— Start Data for this exercise —
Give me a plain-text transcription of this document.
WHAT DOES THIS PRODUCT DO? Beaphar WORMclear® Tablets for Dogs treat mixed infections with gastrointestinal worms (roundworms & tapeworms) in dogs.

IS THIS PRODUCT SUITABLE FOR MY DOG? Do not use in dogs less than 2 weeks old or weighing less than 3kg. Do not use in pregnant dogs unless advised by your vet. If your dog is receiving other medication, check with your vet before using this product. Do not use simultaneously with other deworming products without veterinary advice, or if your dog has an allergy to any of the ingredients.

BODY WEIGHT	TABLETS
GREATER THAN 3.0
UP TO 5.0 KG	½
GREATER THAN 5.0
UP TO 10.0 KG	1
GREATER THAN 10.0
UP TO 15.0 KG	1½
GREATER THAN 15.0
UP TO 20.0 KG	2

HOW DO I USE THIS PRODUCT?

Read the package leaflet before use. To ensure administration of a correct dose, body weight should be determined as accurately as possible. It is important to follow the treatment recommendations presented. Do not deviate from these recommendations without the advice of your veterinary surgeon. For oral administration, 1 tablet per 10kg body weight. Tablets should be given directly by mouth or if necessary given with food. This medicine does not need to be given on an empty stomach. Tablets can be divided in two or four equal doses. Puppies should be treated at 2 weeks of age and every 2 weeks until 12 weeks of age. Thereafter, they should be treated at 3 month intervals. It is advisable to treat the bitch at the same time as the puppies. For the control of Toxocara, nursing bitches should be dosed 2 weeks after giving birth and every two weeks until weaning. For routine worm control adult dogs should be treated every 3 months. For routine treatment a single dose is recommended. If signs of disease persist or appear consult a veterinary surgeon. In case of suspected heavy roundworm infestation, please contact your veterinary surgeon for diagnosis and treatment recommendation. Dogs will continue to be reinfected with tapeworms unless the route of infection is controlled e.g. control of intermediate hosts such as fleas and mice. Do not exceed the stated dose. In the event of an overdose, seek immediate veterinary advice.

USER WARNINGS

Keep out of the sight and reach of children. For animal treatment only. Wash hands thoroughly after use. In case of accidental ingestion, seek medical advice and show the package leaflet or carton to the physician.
— End Data for this exercise —
[Written exercise]
Copy each line from the data above that includes "PRODUCT".

[Answer below]
WHAT DOES THIS PRODUCT DO? Beaphar WORMclear® Tablets for Dogs treat mixed infections with gastrointestinal worms (roundworms & tapeworms) in dogs.
IS THIS PRODUCT SUITABLE FOR MY DOG? Do not use in dogs less than 2 weeks old or weighing less than 3kg. Do not use in pregnant dogs unless advised by your vet. If your dog is receiving other medication, check with your vet before using this product. Do not use simultaneously with other deworming products without veterinary advice, or if your dog has an allergy to any of the ingredients.
HOW DO I USE THIS PRODUCT?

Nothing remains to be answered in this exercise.